| Stated task |
Locate every line in the records below that holds the word "title" and return each one.

| Records provided |

---

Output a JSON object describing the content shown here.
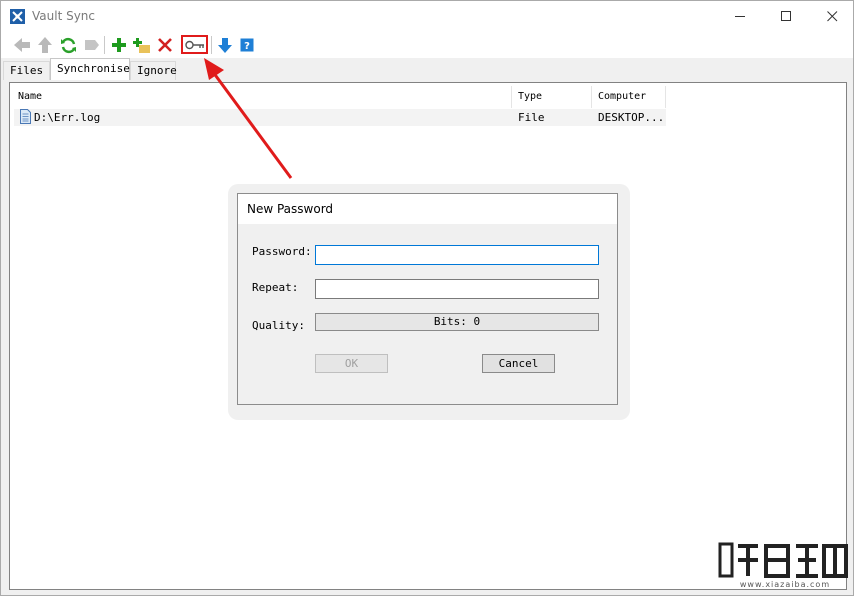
{
  "window": {
    "title": "Vault Sync",
    "accent": "#1f5fa8"
  },
  "toolbar": {
    "buttons": [
      {
        "icon": "back-arrow-icon",
        "enabled": false
      },
      {
        "icon": "up-arrow-icon",
        "enabled": false
      },
      {
        "icon": "refresh-icon",
        "enabled": true
      },
      {
        "icon": "forward-icon",
        "enabled": false
      },
      {
        "icon": "add-icon",
        "enabled": true
      },
      {
        "icon": "add-folder-icon",
        "enabled": true
      },
      {
        "icon": "delete-icon",
        "enabled": true
      },
      {
        "icon": "key-icon",
        "enabled": true,
        "highlighted": true
      },
      {
        "icon": "download-icon",
        "enabled": true
      },
      {
        "icon": "help-icon",
        "enabled": true
      }
    ]
  },
  "tabs": [
    {
      "label": "Files",
      "active": false
    },
    {
      "label": "Synchronise",
      "active": true
    },
    {
      "label": "Ignore",
      "active": false
    }
  ],
  "list": {
    "columns": [
      "Name",
      "Type",
      "Computer"
    ],
    "rows": [
      {
        "name": "D:\\Err.log",
        "type": "File",
        "computer": "DESKTOP..."
      }
    ]
  },
  "dialog": {
    "title": "New Password",
    "password_label": "Password:",
    "repeat_label": "Repeat:",
    "quality_label": "Quality:",
    "quality_value": "Bits: 0",
    "ok_label": "OK",
    "cancel_label": "Cancel",
    "ok_enabled": false
  },
  "annotation": {
    "color": "#e01b1b"
  },
  "watermark": {
    "text": "www.xiazaiba.com"
  }
}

---

| Final result |
    "title": "Vault Sync",
    "title": "New Password",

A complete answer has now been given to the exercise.